[BZOJ2733] [HNOI2012]永无乡（并查集 + 线段树合并）

传送门

一看到第k大就肯定要想到什么权值线段树，主席树，平衡树之类的

然后就简单了

用并查集判断连通，每个节点建立一颗权值线段树，连通的时候直接合并即可

查询时再二分递归地查找

时间复杂度好像不是很稳定。。。但hzwer都用这种方法水过。。

正解好像是平衡树+启发式合并，以后学TT

#include <cstdio>
#include <iostream>
#define N 100001

int n, m, q, cnt;
int a[N], f[N], sum[N * 20], ls[N * 20], rs[N * 20], root[N], id[N];

inline int read()
{
	int x = 0, f = 1;
	char ch = getchar();
	for(; !isdigit(ch); ch = getchar()) if(ch == '-') f = -1;
	for(; isdigit(ch); ch = getchar()) x = (x << 1) + (x << 3) + ch - '0';
	return x * f;
}

inline void insert(int &now, int l, int r, int x)
{
	now = ++cnt;
	if(l == r)
	{
		sum[now] = 1;
		return;
	}
	int mid = (l + r) >> 1;
	if(x <= mid) insert(ls[now], l, mid, x);
	else insert(rs[now], mid + 1, r, x);
	sum[now] = sum[ls[now]] + sum[rs[now]];
}

inline void merge(int &x, int y)
{
	if(!x || !y)
	{
		x += y;
		return;
	}
	sum[x] += sum[y];
	merge(ls[x], ls[y]);
	merge(rs[x], rs[y]);
}

inline int query(int now, int l, int r, int x)
{
	if(l == r) return l;
	int mid = (l + r) >> 1;
	if(sum[ls[now]] >= x)
		return query(ls[now], l, mid, x);
	else
		return query(rs[now], mid + 1, r, x - sum[ls[now]]);
}

inline int find(int x)
{
	return x == f[x] ? x : f[x] = find(f[x]);
}

int main()
{
	int i, x, y;
	char s[1];
	n = read();
	m = read();
	for(i = 1; i <= n; i++)
	{
		f[i] = i;
		x = read();
		id[x] = i;
		insert(root[i], 1, n, x);
	}
	for(i = 1; i <= m; i++)
	{
		x = find(read());
		y = find(read());
		if(x ^ y)
		{
			f[y] = x;
			merge(root[x], root[y]);
		}
	}
	q = read();
	while(q--)
	{
		scanf("%s", s);
		x = read();
		y = read();
		if(s[0] == 'B')
		{
			x = find(x);
			y = find(y);
			if(x ^ y)
			{
				f[y] = x;
				merge(root[x], root[y]);
			}
		}
		else
		{
			x = find(x);
			if(y > sum[root[x]]) puts("-1");
			else printf("%d\n", id[query(root[x], 1, n, y)]);
		}
	}
	return 0;
}

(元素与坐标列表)
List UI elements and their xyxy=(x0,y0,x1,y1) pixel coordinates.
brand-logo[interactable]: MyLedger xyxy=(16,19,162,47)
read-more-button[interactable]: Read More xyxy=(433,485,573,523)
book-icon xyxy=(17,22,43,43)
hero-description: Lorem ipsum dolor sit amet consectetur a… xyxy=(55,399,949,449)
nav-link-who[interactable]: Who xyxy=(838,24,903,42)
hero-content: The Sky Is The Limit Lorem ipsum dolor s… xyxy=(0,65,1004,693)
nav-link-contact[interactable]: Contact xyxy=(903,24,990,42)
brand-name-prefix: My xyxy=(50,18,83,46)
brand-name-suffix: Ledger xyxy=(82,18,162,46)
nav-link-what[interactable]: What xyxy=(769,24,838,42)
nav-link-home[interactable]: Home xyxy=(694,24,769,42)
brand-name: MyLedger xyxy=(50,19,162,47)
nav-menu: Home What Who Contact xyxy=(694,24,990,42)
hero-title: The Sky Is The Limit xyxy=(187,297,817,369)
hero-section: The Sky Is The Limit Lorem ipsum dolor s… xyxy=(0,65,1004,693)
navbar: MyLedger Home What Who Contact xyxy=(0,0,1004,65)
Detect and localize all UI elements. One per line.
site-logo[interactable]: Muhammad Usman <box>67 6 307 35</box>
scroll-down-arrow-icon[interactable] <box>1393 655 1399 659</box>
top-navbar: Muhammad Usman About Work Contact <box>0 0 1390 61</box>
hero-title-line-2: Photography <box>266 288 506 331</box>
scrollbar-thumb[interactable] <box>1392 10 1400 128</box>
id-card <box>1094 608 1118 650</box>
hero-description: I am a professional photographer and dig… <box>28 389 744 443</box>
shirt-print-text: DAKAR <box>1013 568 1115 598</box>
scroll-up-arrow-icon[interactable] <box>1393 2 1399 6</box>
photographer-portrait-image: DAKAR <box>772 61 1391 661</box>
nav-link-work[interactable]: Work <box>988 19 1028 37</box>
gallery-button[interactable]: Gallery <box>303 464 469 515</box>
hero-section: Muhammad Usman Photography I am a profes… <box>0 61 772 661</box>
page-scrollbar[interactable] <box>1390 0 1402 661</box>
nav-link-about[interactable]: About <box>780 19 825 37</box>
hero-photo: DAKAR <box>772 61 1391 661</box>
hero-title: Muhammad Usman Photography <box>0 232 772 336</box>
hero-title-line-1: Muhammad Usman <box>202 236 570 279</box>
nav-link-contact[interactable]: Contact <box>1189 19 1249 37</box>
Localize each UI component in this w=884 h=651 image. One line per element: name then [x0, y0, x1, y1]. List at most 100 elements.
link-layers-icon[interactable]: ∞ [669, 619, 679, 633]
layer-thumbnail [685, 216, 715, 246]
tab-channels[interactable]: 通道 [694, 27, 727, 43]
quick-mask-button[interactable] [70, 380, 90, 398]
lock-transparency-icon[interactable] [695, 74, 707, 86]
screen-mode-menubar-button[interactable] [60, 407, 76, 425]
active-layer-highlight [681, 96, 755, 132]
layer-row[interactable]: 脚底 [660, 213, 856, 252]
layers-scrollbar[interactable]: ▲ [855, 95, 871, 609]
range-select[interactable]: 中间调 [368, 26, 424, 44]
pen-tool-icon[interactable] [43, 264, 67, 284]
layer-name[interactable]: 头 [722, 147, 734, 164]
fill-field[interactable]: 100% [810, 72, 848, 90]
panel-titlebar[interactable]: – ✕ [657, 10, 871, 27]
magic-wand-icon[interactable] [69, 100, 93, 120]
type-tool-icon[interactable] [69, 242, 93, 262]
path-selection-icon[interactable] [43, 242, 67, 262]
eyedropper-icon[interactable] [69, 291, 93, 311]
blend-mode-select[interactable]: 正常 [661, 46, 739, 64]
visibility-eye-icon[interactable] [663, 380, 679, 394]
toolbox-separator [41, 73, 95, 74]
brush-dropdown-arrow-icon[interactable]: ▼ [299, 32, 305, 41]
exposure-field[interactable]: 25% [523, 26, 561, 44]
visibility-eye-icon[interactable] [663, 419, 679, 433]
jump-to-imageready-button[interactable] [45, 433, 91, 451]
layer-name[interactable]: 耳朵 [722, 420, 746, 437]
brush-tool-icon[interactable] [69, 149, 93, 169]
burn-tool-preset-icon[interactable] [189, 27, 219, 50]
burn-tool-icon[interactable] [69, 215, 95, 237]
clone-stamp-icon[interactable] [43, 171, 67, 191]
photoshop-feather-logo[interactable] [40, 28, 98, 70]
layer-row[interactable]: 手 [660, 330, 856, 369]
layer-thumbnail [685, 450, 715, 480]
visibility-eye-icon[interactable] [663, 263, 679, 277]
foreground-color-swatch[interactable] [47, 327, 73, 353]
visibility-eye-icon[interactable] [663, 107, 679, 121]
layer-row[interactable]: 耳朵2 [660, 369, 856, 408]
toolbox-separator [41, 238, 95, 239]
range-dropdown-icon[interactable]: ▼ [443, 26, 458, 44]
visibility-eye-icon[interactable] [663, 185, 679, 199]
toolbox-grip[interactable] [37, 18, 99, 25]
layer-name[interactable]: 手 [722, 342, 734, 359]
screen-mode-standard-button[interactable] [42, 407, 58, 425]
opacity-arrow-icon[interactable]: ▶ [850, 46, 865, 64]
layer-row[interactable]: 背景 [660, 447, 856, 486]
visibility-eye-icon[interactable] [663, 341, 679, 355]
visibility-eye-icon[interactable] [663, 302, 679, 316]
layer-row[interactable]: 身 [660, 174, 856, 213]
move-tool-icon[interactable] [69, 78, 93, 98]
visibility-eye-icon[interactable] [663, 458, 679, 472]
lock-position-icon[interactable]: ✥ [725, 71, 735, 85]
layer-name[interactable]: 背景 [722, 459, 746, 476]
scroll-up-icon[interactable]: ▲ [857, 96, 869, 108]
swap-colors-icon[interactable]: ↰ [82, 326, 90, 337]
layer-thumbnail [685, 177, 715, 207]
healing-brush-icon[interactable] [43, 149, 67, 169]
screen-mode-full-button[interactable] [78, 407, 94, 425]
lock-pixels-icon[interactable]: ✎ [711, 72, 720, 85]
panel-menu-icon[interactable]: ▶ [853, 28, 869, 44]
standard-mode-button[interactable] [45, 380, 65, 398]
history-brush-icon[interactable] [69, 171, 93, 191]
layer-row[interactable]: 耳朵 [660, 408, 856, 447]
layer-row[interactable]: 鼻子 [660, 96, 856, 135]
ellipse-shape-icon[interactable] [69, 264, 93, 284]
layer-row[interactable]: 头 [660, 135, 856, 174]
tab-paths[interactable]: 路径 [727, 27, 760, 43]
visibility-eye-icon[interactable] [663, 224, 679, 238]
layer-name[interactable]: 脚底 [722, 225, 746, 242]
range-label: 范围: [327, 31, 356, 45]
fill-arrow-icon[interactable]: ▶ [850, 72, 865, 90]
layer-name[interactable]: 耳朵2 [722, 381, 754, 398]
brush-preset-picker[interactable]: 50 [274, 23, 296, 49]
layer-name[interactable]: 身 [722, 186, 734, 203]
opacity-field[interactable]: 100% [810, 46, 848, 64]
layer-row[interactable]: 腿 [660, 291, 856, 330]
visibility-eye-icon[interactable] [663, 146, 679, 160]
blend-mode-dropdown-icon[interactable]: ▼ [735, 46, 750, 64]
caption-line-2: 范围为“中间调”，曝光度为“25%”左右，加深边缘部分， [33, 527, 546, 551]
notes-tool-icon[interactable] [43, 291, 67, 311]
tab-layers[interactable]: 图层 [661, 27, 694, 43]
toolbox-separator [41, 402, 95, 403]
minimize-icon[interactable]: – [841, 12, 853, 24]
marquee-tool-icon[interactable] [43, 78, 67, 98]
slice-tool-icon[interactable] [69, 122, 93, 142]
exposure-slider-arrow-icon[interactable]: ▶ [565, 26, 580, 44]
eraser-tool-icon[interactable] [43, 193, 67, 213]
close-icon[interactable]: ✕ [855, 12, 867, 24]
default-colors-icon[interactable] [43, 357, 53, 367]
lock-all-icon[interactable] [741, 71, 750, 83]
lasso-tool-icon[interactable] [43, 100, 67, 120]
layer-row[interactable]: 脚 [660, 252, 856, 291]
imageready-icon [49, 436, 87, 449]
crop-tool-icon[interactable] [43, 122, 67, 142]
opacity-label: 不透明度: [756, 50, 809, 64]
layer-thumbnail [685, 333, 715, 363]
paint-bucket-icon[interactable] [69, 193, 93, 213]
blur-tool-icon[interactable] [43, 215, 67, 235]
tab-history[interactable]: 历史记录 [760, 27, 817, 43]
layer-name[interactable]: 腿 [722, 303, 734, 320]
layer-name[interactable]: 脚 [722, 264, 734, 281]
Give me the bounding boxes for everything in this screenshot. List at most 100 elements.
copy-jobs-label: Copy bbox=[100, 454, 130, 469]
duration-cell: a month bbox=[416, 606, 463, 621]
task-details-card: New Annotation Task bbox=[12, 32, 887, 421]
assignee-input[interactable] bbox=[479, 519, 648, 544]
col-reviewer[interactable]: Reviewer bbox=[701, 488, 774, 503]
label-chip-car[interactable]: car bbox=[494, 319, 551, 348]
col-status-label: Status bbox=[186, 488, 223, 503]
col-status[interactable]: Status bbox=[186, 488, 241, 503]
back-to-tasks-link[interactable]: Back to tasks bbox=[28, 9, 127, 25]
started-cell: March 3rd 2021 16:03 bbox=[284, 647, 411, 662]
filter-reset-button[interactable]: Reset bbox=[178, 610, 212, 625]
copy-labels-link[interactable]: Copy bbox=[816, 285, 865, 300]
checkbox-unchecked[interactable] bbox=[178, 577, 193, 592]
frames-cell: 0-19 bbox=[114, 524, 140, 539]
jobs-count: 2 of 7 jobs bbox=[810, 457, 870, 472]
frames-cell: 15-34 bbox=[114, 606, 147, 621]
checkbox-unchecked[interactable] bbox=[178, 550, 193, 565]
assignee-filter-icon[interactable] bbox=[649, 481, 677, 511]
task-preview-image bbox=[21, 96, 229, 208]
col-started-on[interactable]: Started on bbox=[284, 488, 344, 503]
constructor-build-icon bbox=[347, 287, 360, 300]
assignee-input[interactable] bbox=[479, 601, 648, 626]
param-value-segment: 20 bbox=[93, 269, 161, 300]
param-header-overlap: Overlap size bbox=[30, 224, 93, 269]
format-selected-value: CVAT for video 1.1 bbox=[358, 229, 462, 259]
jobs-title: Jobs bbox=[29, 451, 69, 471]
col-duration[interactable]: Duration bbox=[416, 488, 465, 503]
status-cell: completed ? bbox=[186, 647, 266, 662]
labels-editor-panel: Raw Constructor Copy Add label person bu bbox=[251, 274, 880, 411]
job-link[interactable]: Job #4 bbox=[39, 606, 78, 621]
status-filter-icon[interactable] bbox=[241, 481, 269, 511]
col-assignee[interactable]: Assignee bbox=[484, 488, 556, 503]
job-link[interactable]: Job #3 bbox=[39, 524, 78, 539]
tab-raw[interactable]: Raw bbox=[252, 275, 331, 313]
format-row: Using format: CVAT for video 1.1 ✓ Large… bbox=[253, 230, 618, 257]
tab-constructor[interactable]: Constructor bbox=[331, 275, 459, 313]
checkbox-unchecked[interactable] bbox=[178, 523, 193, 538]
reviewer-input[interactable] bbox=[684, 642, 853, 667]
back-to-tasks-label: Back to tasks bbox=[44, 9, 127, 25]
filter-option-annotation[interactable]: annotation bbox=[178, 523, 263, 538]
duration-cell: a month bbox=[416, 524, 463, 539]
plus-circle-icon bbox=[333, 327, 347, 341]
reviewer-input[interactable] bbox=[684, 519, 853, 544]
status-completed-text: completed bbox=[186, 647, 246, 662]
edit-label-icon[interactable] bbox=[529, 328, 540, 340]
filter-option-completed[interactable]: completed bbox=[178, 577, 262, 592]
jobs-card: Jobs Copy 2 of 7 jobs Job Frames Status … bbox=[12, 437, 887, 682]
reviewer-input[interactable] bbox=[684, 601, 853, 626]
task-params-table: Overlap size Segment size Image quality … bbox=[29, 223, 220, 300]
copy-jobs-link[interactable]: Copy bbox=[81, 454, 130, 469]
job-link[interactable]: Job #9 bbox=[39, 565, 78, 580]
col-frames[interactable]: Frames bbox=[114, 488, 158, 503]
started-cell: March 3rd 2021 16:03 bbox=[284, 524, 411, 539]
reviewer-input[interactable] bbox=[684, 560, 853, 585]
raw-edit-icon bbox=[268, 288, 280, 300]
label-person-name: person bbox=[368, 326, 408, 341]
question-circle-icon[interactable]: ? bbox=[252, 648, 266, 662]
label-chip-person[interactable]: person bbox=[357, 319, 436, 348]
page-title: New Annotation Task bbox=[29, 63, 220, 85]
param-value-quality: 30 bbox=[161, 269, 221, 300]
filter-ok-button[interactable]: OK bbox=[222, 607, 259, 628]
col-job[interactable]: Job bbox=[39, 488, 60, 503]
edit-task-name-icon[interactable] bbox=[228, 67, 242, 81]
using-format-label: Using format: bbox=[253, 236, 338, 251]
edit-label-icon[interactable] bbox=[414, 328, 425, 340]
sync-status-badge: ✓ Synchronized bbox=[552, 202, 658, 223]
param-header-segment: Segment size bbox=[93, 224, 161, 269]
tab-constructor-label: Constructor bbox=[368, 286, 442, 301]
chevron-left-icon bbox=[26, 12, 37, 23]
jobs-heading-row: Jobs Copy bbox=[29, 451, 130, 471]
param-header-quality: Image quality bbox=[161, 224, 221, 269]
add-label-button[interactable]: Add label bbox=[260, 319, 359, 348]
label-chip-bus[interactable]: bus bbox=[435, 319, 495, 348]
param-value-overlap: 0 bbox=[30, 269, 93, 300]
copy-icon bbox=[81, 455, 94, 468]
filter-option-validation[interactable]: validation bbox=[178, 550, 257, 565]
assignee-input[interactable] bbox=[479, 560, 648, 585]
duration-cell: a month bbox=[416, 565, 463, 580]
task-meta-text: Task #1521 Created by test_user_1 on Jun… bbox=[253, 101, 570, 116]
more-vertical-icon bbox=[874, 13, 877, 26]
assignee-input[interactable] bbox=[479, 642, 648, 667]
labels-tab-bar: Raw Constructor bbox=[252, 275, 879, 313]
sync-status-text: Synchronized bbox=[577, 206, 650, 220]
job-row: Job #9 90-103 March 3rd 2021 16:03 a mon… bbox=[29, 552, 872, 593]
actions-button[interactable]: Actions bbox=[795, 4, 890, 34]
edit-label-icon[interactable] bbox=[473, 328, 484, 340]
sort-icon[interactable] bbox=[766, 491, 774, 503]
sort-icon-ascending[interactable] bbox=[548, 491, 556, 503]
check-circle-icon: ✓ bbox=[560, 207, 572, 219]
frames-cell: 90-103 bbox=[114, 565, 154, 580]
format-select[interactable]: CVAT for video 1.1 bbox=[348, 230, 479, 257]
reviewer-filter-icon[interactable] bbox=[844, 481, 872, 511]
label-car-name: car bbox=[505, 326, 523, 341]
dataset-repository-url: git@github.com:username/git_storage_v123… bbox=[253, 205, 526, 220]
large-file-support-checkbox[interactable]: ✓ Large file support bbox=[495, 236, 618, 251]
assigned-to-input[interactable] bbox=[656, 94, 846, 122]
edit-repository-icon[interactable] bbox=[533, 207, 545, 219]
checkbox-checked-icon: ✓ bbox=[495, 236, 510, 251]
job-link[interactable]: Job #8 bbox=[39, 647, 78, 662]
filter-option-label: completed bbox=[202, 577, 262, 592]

任务要求 1:
根据上文的永无乡题解回答下列问题：
(a) 作者用什么来判断连通？
(b) 作者认为这道题的正解好像是什么？
(c) 代码中 N 被定义为多少？
任务要求 2: 请原样返回上方列表中从第一行起、到含有“Localize each UI”的那一行为止的各行，首尾两行都包括在内。

参考解答 1:
(a) 用并查集判断连通。
(b) 平衡树加启发式合并。
(c) 100001。

参考解答 2:
List UI elements and their xyxy=(x0,y0,x1,y1) pixel coordinates.
brand-logo[interactable]: MyLedger xyxy=(16,19,162,47)
read-more-button[interactable]: Read More xyxy=(433,485,573,523)
book-icon xyxy=(17,22,43,43)
hero-description: Lorem ipsum dolor sit amet consectetur a… xyxy=(55,399,949,449)
nav-link-who[interactable]: Who xyxy=(838,24,903,42)
hero-content: The Sky Is The Limit Lorem ipsum dolor s… xyxy=(0,65,1004,693)
nav-link-contact[interactable]: Contact xyxy=(903,24,990,42)
brand-name-prefix: My xyxy=(50,18,83,46)
brand-name-suffix: Ledger xyxy=(82,18,162,46)
nav-link-what[interactable]: What xyxy=(769,24,838,42)
nav-link-home[interactable]: Home xyxy=(694,24,769,42)
brand-name: MyLedger xyxy=(50,19,162,47)
nav-menu: Home What Who Contact xyxy=(694,24,990,42)
hero-title: The Sky Is The Limit xyxy=(187,297,817,369)
hero-section: The Sky Is The Limit Lorem ipsum dolor s… xyxy=(0,65,1004,693)
navbar: MyLedger Home What Who Contact xyxy=(0,0,1004,65)
Detect and localize all UI elements. One per line.
site-logo[interactable]: Muhammad Usman <box>67 6 307 35</box>
scroll-down-arrow-icon[interactable] <box>1393 655 1399 659</box>
top-navbar: Muhammad Usman About Work Contact <box>0 0 1390 61</box>
hero-title-line-2: Photography <box>266 288 506 331</box>
scrollbar-thumb[interactable] <box>1392 10 1400 128</box>
id-card <box>1094 608 1118 650</box>
hero-description: I am a professional photographer and dig… <box>28 389 744 443</box>
shirt-print-text: DAKAR <box>1013 568 1115 598</box>
scroll-up-arrow-icon[interactable] <box>1393 2 1399 6</box>
photographer-portrait-image: DAKAR <box>772 61 1391 661</box>
nav-link-work[interactable]: Work <box>988 19 1028 37</box>
gallery-button[interactable]: Gallery <box>303 464 469 515</box>
hero-section: Muhammad Usman Photography I am a profes… <box>0 61 772 661</box>
page-scrollbar[interactable] <box>1390 0 1402 661</box>
nav-link-about[interactable]: About <box>780 19 825 37</box>
hero-photo: DAKAR <box>772 61 1391 661</box>
hero-title: Muhammad Usman Photography <box>0 232 772 336</box>
hero-title-line-1: Muhammad Usman <box>202 236 570 279</box>
nav-link-contact[interactable]: Contact <box>1189 19 1249 37</box>
Localize each UI component in this w=884 h=651 image. One line per element: name then [x0, y0, x1, y1]. List at most 100 elements.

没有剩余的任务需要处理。